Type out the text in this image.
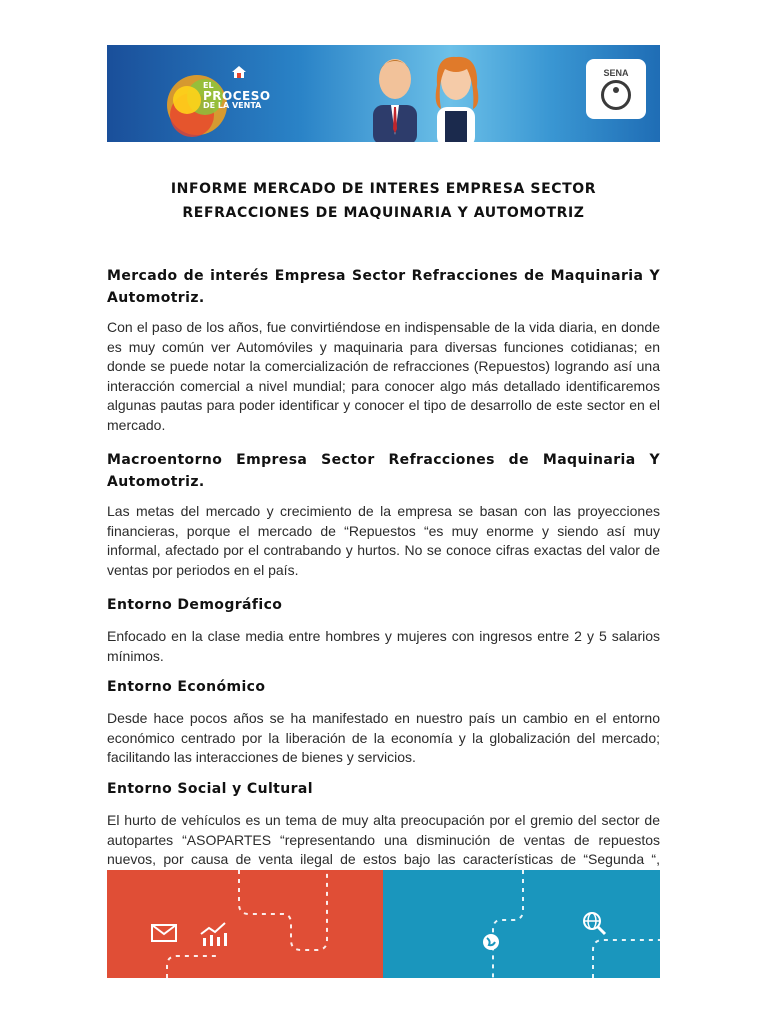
EL
PROCESO
DE LA VENTA
SENA
INFORME MERCADO DE INTERES EMPRESA SECTOR
REFRACCIONES DE MAQUINARIA Y AUTOMOTRIZ
Mercado de interés Empresa Sector Refracciones de Maquinaria Y Automotriz.

Con el paso de los años, fue convirtiéndose en indispensable de la vida diaria, en donde es muy común ver Automóviles y maquinaria para diversas funciones cotidianas; en donde se puede notar la comercialización de refracciones (Repuestos) logrando así una interacción comercial a nivel mundial; para conocer algo más detallado identificaremos algunas pautas para poder identificar y conocer el tipo de desarrollo de este sector en el mercado.

Macroentorno Empresa Sector Refracciones de Maquinaria Y Automotriz.

Las metas del mercado y crecimiento de la empresa se basan con las proyecciones financieras, porque el mercado de “Repuestos “es muy enorme y siendo así muy informal, afectado por el contrabando y hurtos. No se conoce cifras exactas del valor de ventas por periodos en el país.

Entorno Demográfico

Enfocado en la clase media entre hombres y mujeres con ingresos entre 2 y 5 salarios mínimos.

Entorno Económico

Desde hace pocos años se ha manifestado en nuestro país un cambio en el entorno económico centrado por la liberación de la economía y la globalización del mercado; facilitando las interacciones de bienes y servicios.

Entorno Social y Cultural

El hurto de vehículos es un tema de muy alta preocupación por el gremio del sector de autopartes “ASOPARTES “representando una disminución de ventas de repuestos nuevos, por causa de venta ilegal de estos bajo las características de “Segunda “,
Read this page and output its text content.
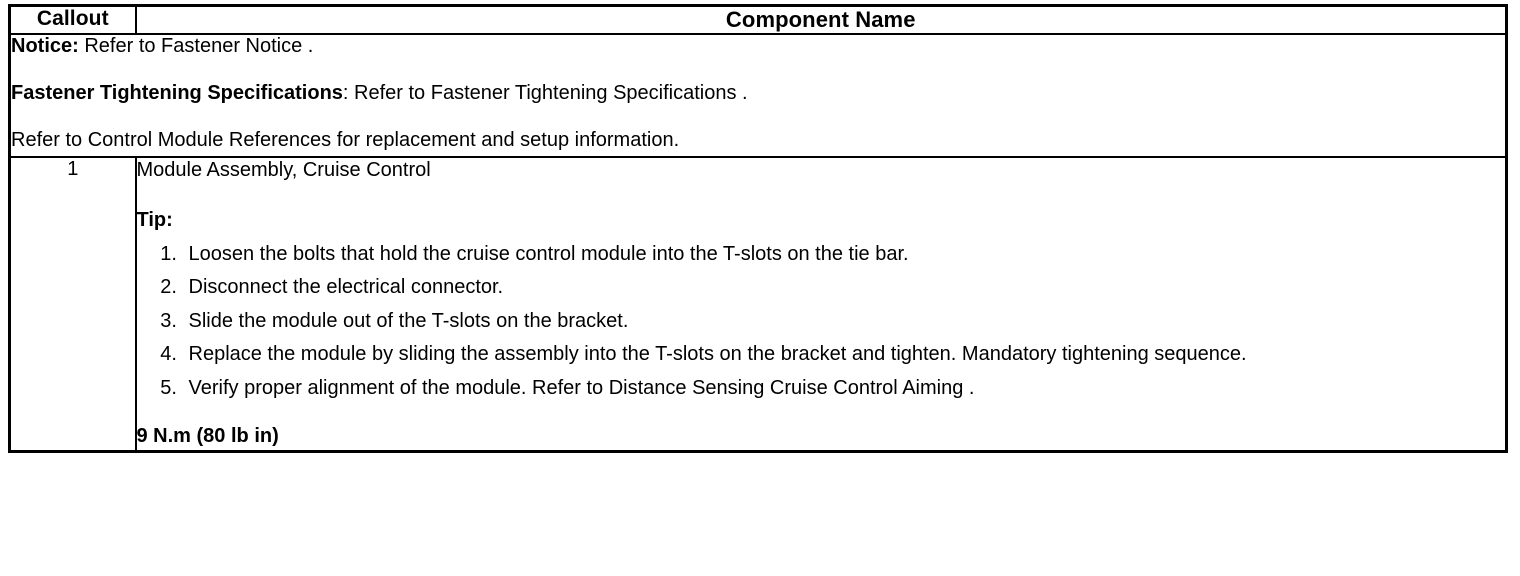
Callout	Component Name

Notice: Refer to Fastener Notice .

Fastener Tightening Specifications: Refer to Fastener Tightening Specifications .

Refer to Control Module References for replacement and setup information.	

1	Module Assembly, Cruise Control

Tip:

1. Loosen the bolts that hold the cruise control module into the T-slots on the tie bar.
2. Disconnect the electrical connector.
3. Slide the module out of the T-slots on the bracket.
4. Replace the module by sliding the assembly into the T-slots on the bracket and tighten. Mandatory tightening sequence.
5. Verify proper alignment of the module. Refer to Distance Sensing Cruise Control Aiming .

9 N.m (80 lb in)
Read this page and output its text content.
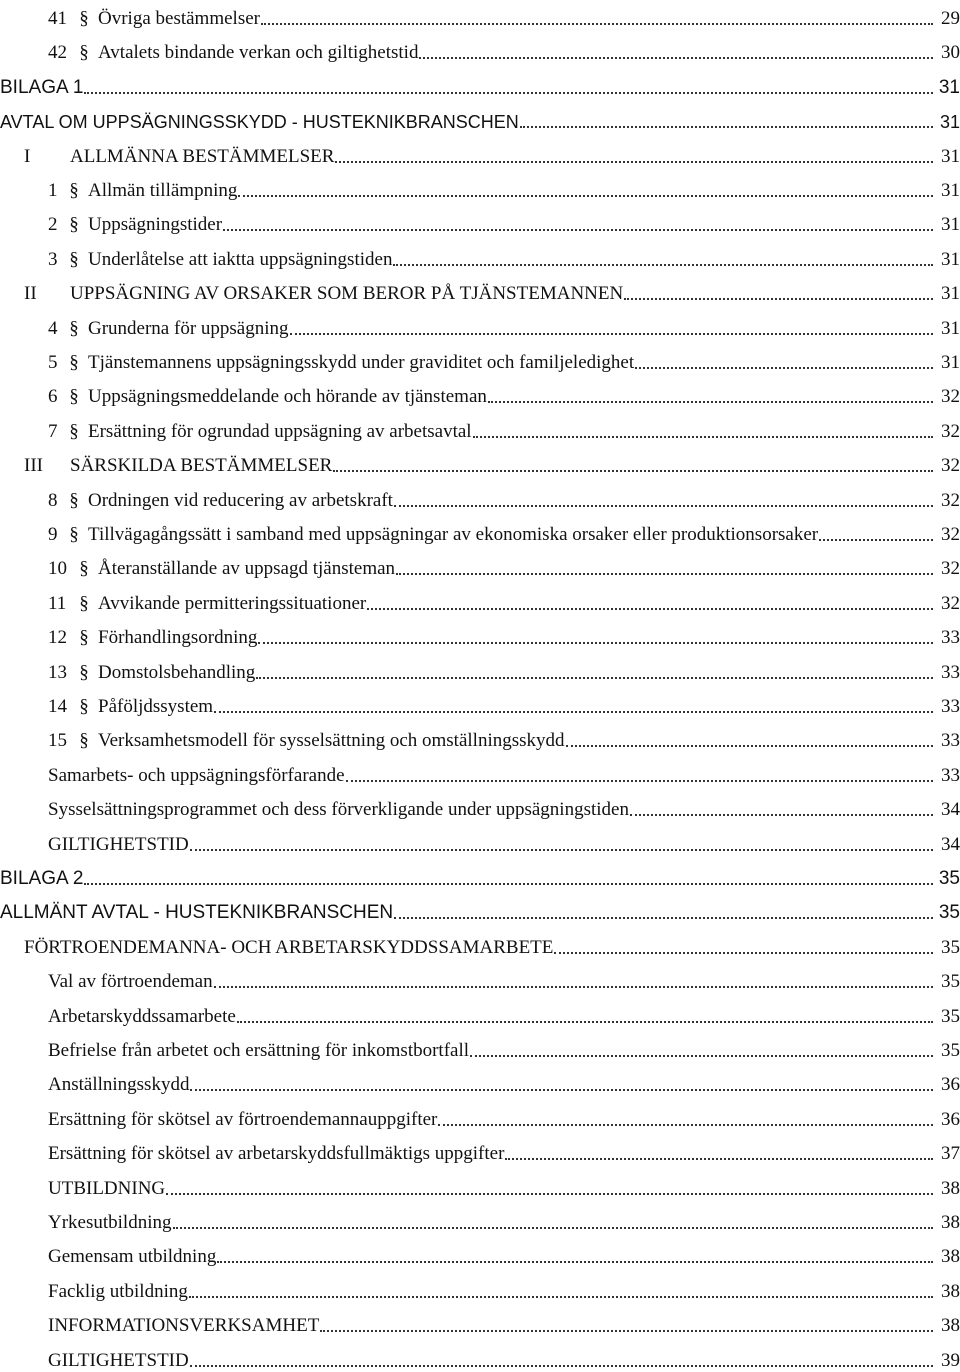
41 § Övriga bestämmelser	29
42 § Avtalets bindande verkan och giltighetstid	30
BILAGA 1	31
AVTAL OM UPPSÄGNINGSSKYDD - HUSTEKNIKBRANSCHEN	31
I	ALLMÄNNA BESTÄMMELSER	31
1 § Allmän tillämpning	31
2 § Uppsägningstider	31
3 § Underlåtelse att iaktta uppsägningstiden	31
II	UPPSÄGNING AV ORSAKER SOM BEROR PÅ TJÄNSTEMANNEN	31
4 § Grunderna för uppsägning	31
5 § Tjänstemannens uppsägningsskydd under graviditet och familjeledighet	31
6 § Uppsägningsmeddelande och hörande av tjänsteman	32
7 § Ersättning för ogrundad uppsägning av arbetsavtal	32
III	SÄRSKILDA BESTÄMMELSER	32
8 § Ordningen vid reducering av arbetskraft	32
9 § Tillvägagångssätt i samband med uppsägningar av ekonomiska orsaker eller produktionsorsaker	32
10 § Återanställande av uppsagd tjänsteman	32
11 § Avvikande permitteringssituationer	32
12 § Förhandlingsordning	33
13 § Domstolsbehandling	33
14 § Påföljdssystem	33
15 § Verksamhetsmodell för sysselsättning och omställningsskydd	33
Samarbets- och uppsägningsförfarande	33
Sysselsättningsprogrammet och dess förverkligande under uppsägningstiden	34
GILTIGHETSTID	34
BILAGA 2	35
ALLMÄNT AVTAL - HUSTEKNIKBRANSCHEN	35
FÖRTROENDEMANNA- OCH ARBETARSKYDDSSAMARBETE	35
Val av förtroendeman	35
Arbetarskyddssamarbete	35
Befrielse från arbetet och ersättning för inkomstbortfall	35
Anställningsskydd	36
Ersättning för skötsel av förtroendemannauppgifter	36
Ersättning för skötsel av arbetarskyddsfullmäktigs uppgifter	37
UTBILDNING	38
Yrkesutbildning	38
Gemensam utbildning	38
Facklig utbildning	38
INFORMATIONSVERKSAMHET	38
GILTIGHETSTID	39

·····

Copy out all the data exactly; skip the pictures.

[RESPONSE TO THE EXERCISE]
Type out the text in this image.
EL
PROCESO
DE LA VENTA
SENA
INFORME MERCADO DE INTERES EMPRESA SECTOR
REFRACCIONES DE MAQUINARIA Y AUTOMOTRIZ
Mercado de interés Empresa Sector Refracciones de Maquinaria Y Automotriz.

Con el paso de los años, fue convirtiéndose en indispensable de la vida diaria, en donde es muy común ver Automóviles y maquinaria para diversas funciones cotidianas; en donde se puede notar la comercialización de refracciones (Repuestos) logrando así una interacción comercial a nivel mundial; para conocer algo más detallado identificaremos algunas pautas para poder identificar y conocer el tipo de desarrollo de este sector en el mercado.

Macroentorno Empresa Sector Refracciones de Maquinaria Y Automotriz.

Las metas del mercado y crecimiento de la empresa se basan con las proyecciones financieras, porque el mercado de “Repuestos “es muy enorme y siendo así muy informal, afectado por el contrabando y hurtos. No se conoce cifras exactas del valor de ventas por periodos en el país.

Entorno Demográfico

Enfocado en la clase media entre hombres y mujeres con ingresos entre 2 y 5 salarios mínimos.

Entorno Económico

Desde hace pocos años se ha manifestado en nuestro país un cambio en el entorno económico centrado por la liberación de la economía y la globalización del mercado; facilitando las interacciones de bienes y servicios.

Entorno Social y Cultural

El hurto de vehículos es un tema de muy alta preocupación por el gremio del sector de autopartes “ASOPARTES “representando una disminución de ventas de repuestos nuevos, por causa de venta ilegal de estos bajo las características de “Segunda “,
Read this page and output its text content.
Callout	Component Name

Notice: Refer to Fastener Notice .

Fastener Tightening Specifications: Refer to Fastener Tightening Specifications .

Refer to Control Module References for replacement and setup information.	

1	Module Assembly, Cruise Control

Tip:

1. Loosen the bolts that hold the cruise control module into the T-slots on the tie bar.
2. Disconnect the electrical connector.
3. Slide the module out of the T-slots on the bracket.
4. Replace the module by sliding the assembly into the T-slots on the bracket and tighten. Mandatory tightening sequence.
5. Verify proper alignment of the module. Refer to Distance Sensing Cruise Control Aiming .

9 N.m (80 lb in)
Read this page and output its text content.
41 § Övriga bestämmelser	29
42 § Avtalets bindande verkan och giltighetstid	30
BILAGA 1	31
AVTAL OM UPPSÄGNINGSSKYDD - HUSTEKNIKBRANSCHEN	31
I	ALLMÄNNA BESTÄMMELSER	31
1 § Allmän tillämpning	31
2 § Uppsägningstider	31
3 § Underlåtelse att iaktta uppsägningstiden	31
II	UPPSÄGNING AV ORSAKER SOM BEROR PÅ TJÄNSTEMANNEN	31
4 § Grunderna för uppsägning	31
5 § Tjänstemannens uppsägningsskydd under graviditet och familjeledighet	31
6 § Uppsägningsmeddelande och hörande av tjänsteman	32
7 § Ersättning för ogrundad uppsägning av arbetsavtal	32
III	SÄRSKILDA BESTÄMMELSER	32
8 § Ordningen vid reducering av arbetskraft	32
9 § Tillvägagångssätt i samband med uppsägningar av ekonomiska orsaker eller produktionsorsaker	32
10 § Återanställande av uppsagd tjänsteman	32
11 § Avvikande permitteringssituationer	32
12 § Förhandlingsordning	33
13 § Domstolsbehandling	33
14 § Påföljdssystem	33
15 § Verksamhetsmodell för sysselsättning och omställningsskydd	33
Samarbets- och uppsägningsförfarande	33
Sysselsättningsprogrammet och dess förverkligande under uppsägningstiden	34
GILTIGHETSTID	34
BILAGA 2	35
ALLMÄNT AVTAL - HUSTEKNIKBRANSCHEN	35
FÖRTROENDEMANNA- OCH ARBETARSKYDDSSAMARBETE	35
Val av förtroendeman	35
Arbetarskyddssamarbete	35
Befrielse från arbetet och ersättning för inkomstbortfall	35
Anställningsskydd	36
Ersättning för skötsel av förtroendemannauppgifter	36
Ersättning för skötsel av arbetarskyddsfullmäktigs uppgifter	37
UTBILDNING	38
Yrkesutbildning	38
Gemensam utbildning	38
Facklig utbildning	38
INFORMATIONSVERKSAMHET	38
GILTIGHETSTID	39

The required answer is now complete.